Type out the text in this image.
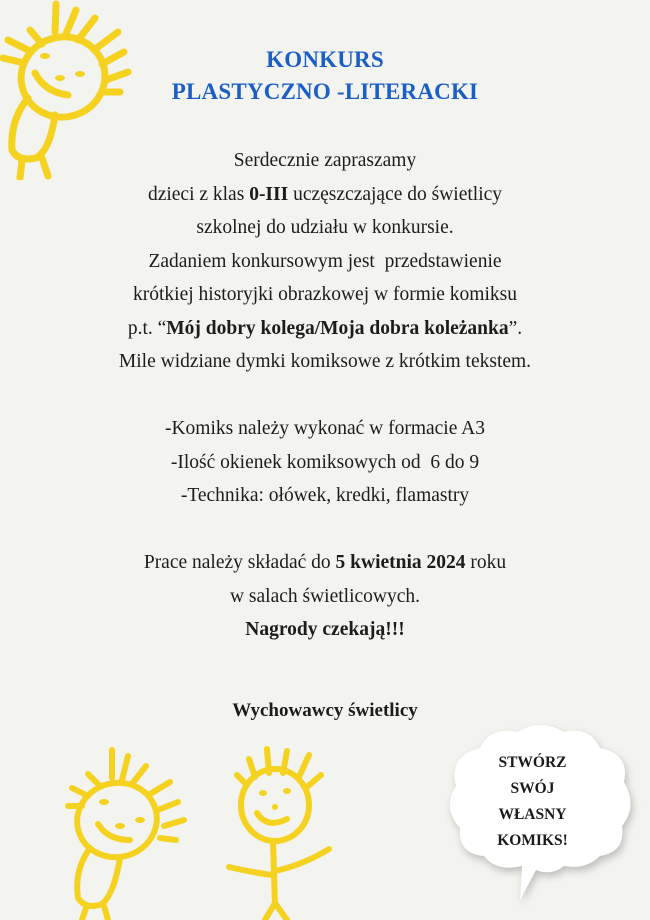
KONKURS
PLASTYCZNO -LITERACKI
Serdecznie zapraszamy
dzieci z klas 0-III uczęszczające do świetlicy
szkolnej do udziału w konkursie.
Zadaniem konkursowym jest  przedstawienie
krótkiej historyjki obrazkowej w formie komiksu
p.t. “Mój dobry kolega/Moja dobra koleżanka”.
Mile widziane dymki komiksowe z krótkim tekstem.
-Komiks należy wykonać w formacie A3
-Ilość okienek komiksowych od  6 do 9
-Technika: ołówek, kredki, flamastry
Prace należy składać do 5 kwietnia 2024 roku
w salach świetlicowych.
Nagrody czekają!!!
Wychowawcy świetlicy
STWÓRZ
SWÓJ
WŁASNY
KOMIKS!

## What is asked
Check every line for "należy" and show the ones that have it.

## Final result
-Komiks należy wykonać w formacie A3
Prace należy składać do 5 kwietnia 2024 roku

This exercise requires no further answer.